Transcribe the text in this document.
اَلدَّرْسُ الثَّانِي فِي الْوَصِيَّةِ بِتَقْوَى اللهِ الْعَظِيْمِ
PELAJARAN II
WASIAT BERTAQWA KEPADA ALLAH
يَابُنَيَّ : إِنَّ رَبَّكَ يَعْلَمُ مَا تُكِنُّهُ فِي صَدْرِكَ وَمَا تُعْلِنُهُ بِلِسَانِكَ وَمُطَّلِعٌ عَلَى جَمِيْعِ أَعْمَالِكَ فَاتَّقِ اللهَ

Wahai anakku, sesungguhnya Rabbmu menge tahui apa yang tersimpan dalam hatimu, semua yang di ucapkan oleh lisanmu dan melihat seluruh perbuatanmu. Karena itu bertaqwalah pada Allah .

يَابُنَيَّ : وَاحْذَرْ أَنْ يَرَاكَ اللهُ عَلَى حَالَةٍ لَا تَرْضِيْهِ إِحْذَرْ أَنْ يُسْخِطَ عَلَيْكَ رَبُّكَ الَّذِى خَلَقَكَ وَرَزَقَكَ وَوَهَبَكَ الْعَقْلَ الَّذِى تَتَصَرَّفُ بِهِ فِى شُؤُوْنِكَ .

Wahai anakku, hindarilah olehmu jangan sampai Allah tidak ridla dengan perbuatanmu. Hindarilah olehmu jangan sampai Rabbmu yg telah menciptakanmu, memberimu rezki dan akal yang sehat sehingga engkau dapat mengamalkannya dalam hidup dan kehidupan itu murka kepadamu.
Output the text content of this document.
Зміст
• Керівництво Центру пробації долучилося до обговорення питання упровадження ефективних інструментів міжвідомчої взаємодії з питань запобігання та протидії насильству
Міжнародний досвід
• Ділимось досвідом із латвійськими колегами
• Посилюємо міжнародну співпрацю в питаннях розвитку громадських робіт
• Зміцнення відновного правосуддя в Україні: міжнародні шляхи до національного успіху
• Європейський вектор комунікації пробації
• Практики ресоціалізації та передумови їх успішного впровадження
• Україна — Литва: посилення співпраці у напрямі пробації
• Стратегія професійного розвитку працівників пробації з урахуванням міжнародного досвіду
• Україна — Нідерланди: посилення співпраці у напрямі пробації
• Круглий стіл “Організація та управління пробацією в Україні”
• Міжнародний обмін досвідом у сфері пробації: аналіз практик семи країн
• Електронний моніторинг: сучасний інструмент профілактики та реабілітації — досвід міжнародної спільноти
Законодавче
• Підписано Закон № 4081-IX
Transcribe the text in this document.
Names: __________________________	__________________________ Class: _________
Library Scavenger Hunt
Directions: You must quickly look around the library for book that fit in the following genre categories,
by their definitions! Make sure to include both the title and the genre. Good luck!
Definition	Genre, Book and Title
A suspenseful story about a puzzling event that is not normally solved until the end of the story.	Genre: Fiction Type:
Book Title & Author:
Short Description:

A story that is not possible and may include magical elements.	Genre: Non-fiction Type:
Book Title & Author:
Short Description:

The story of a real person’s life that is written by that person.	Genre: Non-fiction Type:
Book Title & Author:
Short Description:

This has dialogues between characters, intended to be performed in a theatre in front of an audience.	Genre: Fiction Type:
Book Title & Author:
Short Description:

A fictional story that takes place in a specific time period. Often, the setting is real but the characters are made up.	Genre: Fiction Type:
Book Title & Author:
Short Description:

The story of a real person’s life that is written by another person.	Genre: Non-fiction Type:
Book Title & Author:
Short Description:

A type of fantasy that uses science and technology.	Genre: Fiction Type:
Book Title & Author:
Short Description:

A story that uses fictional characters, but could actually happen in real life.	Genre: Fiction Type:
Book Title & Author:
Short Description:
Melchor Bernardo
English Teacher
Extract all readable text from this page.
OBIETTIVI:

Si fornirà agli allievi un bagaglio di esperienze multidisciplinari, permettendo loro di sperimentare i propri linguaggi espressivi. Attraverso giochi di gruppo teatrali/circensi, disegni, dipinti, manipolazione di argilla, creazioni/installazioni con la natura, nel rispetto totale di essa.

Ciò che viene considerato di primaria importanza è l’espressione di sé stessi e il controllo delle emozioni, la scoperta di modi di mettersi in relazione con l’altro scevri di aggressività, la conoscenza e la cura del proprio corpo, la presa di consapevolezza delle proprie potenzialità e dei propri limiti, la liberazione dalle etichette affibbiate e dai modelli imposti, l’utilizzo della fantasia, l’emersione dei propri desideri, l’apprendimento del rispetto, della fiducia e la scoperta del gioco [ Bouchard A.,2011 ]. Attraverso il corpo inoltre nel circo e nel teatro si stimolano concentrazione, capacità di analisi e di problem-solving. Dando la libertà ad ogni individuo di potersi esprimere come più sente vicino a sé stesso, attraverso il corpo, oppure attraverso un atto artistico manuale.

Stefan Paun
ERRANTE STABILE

________________________

Short exercise –
Show every line above in which the word "that" occurs.

Answer to this task –
Directions: You must quickly look around the library for book that fit in the following genre categories,
A suspenseful story about a puzzling event that is not normally solved until the end of the story.	Genre: Fiction Type:
A story that is not possible and may include magical elements.	Genre: Non-fiction Type:
The story of a real person’s life that is written by that person.	Genre: Non-fiction Type:
A fictional story that takes place in a specific time period. Often, the setting is real but the characters are made up.	Genre: Fiction Type:
The story of a real person’s life that is written by another person.	Genre: Non-fiction Type:
A type of fantasy that uses science and technology.	Genre: Fiction Type:
A story that uses fictional characters, but could actually happen in real life.	Genre: Fiction Type:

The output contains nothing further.